#### [Input material]
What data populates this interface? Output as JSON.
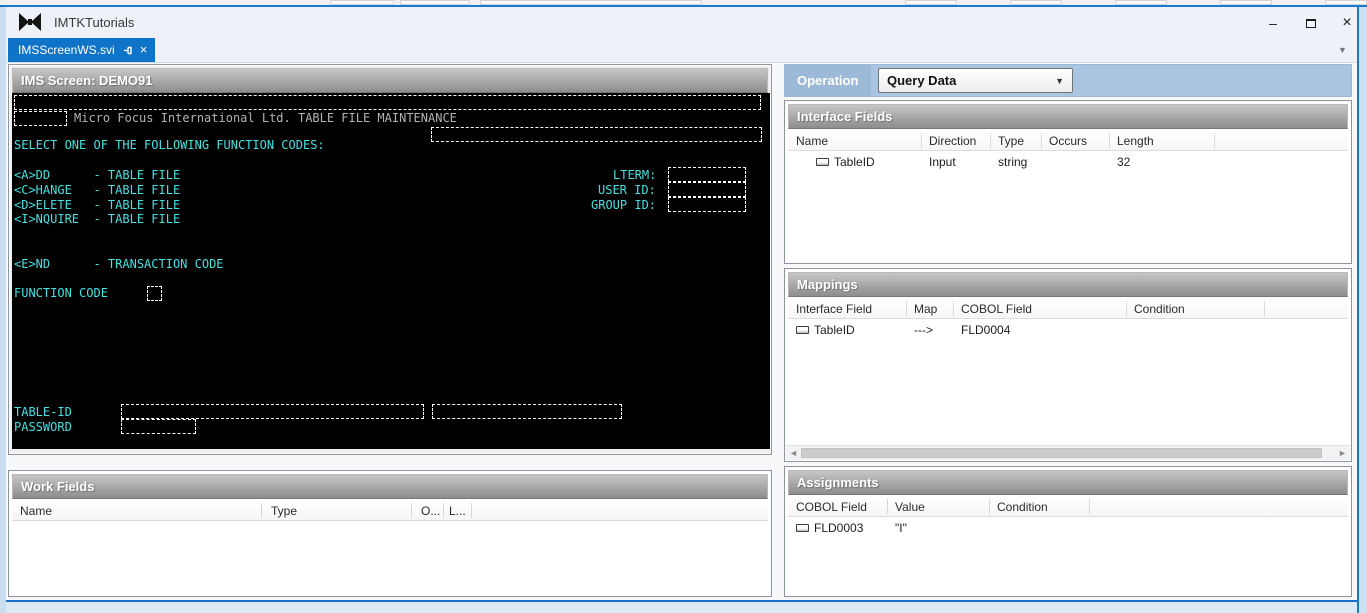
{
  "window": {
    "title": "IMTKTutorials"
  },
  "tab": {
    "label": "IMSScreenWS.svi"
  },
  "icons": {
    "minimize": "–",
    "close": "×",
    "tab_close": "×",
    "tab_menu_arrow": "▼",
    "dropdown_arrow": "▼",
    "scroll_left": "◄",
    "scroll_right": "►"
  },
  "colors": {
    "terminal_text": "#45e0e0",
    "terminal_banner": "#b2b2b2",
    "tab_blue": "#0f74c8",
    "window_border_blue": "#1a79cc",
    "caption_gray": "#8d8d8d",
    "operation_bar_blue": "#aac5e1"
  },
  "ims_screen": {
    "caption": "IMS Screen: DEMO91",
    "terminal": {
      "banner": "Micro Focus International Ltd. TABLE FILE MAINTENANCE",
      "select_prompt": "SELECT ONE OF THE FOLLOWING FUNCTION CODES:",
      "option_add": "<A>DD      - TABLE FILE",
      "option_change": "<C>HANGE   - TABLE FILE",
      "option_delete": "<D>ELETE   - TABLE FILE",
      "option_inquire": "<I>NQUIRE  - TABLE FILE",
      "option_end": "<E>ND      - TRANSACTION CODE",
      "function_code_label": "FUNCTION CODE",
      "table_id_label": "TABLE-ID",
      "password_label": "PASSWORD",
      "lterm_label": "LTERM:",
      "user_id_label": "USER ID:",
      "group_id_label": "GROUP ID:"
    }
  },
  "operation": {
    "label": "Operation",
    "selected": "Query Data"
  },
  "interface_fields": {
    "caption": "Interface Fields",
    "columns": [
      "Name",
      "Direction",
      "Type",
      "Occurs",
      "Length"
    ],
    "rows": [
      {
        "name": "TableID",
        "direction": "Input",
        "type": "string",
        "occurs": "",
        "length": "32"
      }
    ]
  },
  "mappings": {
    "caption": "Mappings",
    "columns": [
      "Interface Field",
      "Map",
      "COBOL Field",
      "Condition"
    ],
    "rows": [
      {
        "interface_field": "TableID",
        "map": "--->",
        "cobol_field": "FLD0004",
        "condition": ""
      }
    ]
  },
  "work_fields": {
    "caption": "Work Fields",
    "columns": [
      "Name",
      "Type",
      "O...",
      "L..."
    ]
  },
  "assignments": {
    "caption": "Assignments",
    "columns": [
      "COBOL Field",
      "Value",
      "Condition"
    ],
    "rows": [
      {
        "cobol_field": "FLD0003",
        "value": "\"I\"",
        "condition": ""
      }
    ]
  }
}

#### [Your objective]
Leave out the pictures, and give all the records again exactly.

#### [Written response]
What data populates this interface? Output as JSON.
{
  "window": {
    "title": "IMTKTutorials"
  },
  "tab": {
    "label": "IMSScreenWS.svi"
  },
  "icons": {
    "minimize": "–",
    "close": "×",
    "tab_close": "×",
    "tab_menu_arrow": "▼",
    "dropdown_arrow": "▼",
    "scroll_left": "◄",
    "scroll_right": "►"
  },
  "colors": {
    "terminal_text": "#45e0e0",
    "terminal_banner": "#b2b2b2",
    "tab_blue": "#0f74c8",
    "window_border_blue": "#1a79cc",
    "caption_gray": "#8d8d8d",
    "operation_bar_blue": "#aac5e1"
  },
  "ims_screen": {
    "caption": "IMS Screen: DEMO91",
    "terminal": {
      "banner": "Micro Focus International Ltd. TABLE FILE MAINTENANCE",
      "select_prompt": "SELECT ONE OF THE FOLLOWING FUNCTION CODES:",
      "option_add": "<A>DD      - TABLE FILE",
      "option_change": "<C>HANGE   - TABLE FILE",
      "option_delete": "<D>ELETE   - TABLE FILE",
      "option_inquire": "<I>NQUIRE  - TABLE FILE",
      "option_end": "<E>ND      - TRANSACTION CODE",
      "function_code_label": "FUNCTION CODE",
      "table_id_label": "TABLE-ID",
      "password_label": "PASSWORD",
      "lterm_label": "LTERM:",
      "user_id_label": "USER ID:",
      "group_id_label": "GROUP ID:"
    }
  },
  "operation": {
    "label": "Operation",
    "selected": "Query Data"
  },
  "interface_fields": {
    "caption": "Interface Fields",
    "columns": [
      "Name",
      "Direction",
      "Type",
      "Occurs",
      "Length"
    ],
    "rows": [
      {
        "name": "TableID",
        "direction": "Input",
        "type": "string",
        "occurs": "",
        "length": "32"
      }
    ]
  },
  "mappings": {
    "caption": "Mappings",
    "columns": [
      "Interface Field",
      "Map",
      "COBOL Field",
      "Condition"
    ],
    "rows": [
      {
        "interface_field": "TableID",
        "map": "--->",
        "cobol_field": "FLD0004",
        "condition": ""
      }
    ]
  },
  "work_fields": {
    "caption": "Work Fields",
    "columns": [
      "Name",
      "Type",
      "O...",
      "L..."
    ]
  },
  "assignments": {
    "caption": "Assignments",
    "columns": [
      "COBOL Field",
      "Value",
      "Condition"
    ],
    "rows": [
      {
        "cobol_field": "FLD0003",
        "value": "\"I\"",
        "condition": ""
      }
    ]
  }
}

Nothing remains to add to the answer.